| DATA RECORDS |
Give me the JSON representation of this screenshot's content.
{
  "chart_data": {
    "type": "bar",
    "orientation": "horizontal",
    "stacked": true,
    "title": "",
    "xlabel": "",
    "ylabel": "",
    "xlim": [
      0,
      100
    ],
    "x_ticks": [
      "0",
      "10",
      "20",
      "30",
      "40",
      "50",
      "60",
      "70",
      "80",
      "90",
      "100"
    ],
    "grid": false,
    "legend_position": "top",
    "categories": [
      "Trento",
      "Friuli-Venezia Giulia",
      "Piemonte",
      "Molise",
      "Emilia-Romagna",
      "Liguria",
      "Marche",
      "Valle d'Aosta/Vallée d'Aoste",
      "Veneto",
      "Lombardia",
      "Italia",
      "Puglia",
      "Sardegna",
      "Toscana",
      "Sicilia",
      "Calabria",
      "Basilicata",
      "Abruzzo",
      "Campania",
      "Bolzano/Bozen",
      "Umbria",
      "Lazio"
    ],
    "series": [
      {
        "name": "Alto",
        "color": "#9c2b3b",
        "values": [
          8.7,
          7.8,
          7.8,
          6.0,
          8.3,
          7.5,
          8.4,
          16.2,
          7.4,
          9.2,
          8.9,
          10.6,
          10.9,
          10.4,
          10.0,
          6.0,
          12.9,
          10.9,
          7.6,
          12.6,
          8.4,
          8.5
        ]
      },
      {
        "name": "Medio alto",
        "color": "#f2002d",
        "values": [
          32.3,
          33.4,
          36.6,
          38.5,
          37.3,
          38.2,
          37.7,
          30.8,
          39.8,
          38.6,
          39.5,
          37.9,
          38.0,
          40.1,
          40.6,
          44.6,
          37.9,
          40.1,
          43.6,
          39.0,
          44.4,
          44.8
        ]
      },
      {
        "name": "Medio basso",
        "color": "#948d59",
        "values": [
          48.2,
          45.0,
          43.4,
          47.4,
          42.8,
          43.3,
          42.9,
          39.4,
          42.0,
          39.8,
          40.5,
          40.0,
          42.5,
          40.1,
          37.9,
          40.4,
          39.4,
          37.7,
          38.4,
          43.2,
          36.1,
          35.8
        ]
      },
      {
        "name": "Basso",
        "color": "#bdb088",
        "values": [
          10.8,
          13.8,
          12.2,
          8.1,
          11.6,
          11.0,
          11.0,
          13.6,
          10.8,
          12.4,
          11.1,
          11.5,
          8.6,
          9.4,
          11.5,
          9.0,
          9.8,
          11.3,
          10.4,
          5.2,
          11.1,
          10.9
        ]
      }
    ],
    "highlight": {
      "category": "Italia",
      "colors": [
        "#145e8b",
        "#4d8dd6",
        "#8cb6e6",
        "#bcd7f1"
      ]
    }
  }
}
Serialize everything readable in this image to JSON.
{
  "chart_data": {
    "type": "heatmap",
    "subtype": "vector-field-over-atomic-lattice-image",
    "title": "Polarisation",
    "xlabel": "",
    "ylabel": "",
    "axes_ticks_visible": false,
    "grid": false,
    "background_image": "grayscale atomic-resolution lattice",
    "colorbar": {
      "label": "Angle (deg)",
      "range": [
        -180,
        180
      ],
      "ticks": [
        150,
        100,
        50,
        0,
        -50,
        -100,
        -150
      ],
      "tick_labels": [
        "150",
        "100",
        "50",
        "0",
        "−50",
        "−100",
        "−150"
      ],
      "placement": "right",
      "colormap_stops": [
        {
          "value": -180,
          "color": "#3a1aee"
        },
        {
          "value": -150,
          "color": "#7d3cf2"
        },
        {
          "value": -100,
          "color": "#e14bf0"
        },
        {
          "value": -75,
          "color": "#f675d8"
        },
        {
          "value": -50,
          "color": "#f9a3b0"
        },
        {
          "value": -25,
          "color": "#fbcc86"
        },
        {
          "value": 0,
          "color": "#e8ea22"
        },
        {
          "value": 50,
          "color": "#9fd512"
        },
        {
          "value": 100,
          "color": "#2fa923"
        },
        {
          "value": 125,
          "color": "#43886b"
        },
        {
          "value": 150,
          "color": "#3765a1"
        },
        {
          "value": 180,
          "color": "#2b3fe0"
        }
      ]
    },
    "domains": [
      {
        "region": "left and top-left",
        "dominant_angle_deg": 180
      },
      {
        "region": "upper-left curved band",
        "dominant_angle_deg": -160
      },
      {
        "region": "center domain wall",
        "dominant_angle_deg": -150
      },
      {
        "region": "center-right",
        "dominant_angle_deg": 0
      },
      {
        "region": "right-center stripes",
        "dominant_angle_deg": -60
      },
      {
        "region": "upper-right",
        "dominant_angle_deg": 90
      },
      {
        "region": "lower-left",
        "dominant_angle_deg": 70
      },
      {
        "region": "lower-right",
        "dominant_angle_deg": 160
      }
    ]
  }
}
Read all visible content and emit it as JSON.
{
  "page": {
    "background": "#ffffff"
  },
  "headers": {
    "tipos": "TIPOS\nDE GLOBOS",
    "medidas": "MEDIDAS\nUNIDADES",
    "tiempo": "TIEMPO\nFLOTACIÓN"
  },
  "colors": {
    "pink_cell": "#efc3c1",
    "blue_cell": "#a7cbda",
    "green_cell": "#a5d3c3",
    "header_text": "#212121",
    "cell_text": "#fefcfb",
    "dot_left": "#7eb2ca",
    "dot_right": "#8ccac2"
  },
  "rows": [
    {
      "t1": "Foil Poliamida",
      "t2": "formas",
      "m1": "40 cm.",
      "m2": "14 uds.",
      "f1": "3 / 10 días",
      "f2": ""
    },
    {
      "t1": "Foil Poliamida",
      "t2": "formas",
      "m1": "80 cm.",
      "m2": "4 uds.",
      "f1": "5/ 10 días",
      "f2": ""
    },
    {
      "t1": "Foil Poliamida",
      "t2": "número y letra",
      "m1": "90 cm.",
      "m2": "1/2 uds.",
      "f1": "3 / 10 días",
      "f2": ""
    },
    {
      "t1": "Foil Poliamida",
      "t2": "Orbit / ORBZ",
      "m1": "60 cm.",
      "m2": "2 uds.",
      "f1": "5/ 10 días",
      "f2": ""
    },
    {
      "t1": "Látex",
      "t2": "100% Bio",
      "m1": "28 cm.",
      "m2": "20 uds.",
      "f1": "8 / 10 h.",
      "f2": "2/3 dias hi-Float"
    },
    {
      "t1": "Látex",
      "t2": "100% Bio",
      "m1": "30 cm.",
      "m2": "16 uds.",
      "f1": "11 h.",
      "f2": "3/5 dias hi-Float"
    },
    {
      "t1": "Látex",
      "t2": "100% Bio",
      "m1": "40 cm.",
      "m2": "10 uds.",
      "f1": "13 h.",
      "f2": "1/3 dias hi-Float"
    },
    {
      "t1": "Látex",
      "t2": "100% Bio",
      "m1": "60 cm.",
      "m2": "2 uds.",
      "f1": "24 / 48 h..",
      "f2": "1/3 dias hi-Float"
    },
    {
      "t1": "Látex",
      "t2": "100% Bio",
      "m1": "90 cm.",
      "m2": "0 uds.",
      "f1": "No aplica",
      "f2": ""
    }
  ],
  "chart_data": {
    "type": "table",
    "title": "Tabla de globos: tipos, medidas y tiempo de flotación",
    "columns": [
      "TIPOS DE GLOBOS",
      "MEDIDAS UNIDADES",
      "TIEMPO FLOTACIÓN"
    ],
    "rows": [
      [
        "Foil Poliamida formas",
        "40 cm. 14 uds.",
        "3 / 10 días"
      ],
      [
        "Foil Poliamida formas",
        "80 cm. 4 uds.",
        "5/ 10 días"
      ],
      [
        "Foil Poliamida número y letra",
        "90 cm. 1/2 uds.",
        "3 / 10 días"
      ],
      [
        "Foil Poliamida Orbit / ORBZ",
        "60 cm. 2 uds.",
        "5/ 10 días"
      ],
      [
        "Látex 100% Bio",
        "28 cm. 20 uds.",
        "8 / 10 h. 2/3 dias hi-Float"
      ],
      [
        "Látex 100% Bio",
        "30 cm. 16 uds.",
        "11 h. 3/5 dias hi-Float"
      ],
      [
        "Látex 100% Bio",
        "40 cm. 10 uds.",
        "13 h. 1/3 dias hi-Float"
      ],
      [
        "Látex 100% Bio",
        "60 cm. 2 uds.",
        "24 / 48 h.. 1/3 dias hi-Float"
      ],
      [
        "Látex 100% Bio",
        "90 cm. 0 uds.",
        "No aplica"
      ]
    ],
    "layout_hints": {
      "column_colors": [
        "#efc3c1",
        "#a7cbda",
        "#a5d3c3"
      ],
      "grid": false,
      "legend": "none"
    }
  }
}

| EXERCISE BRIEF |
In the entries above, identify each line that includes the string "upper", then copy it.

| TASK OUTPUT |
        "region": "upper-left curved band",
        "region": "upper-right",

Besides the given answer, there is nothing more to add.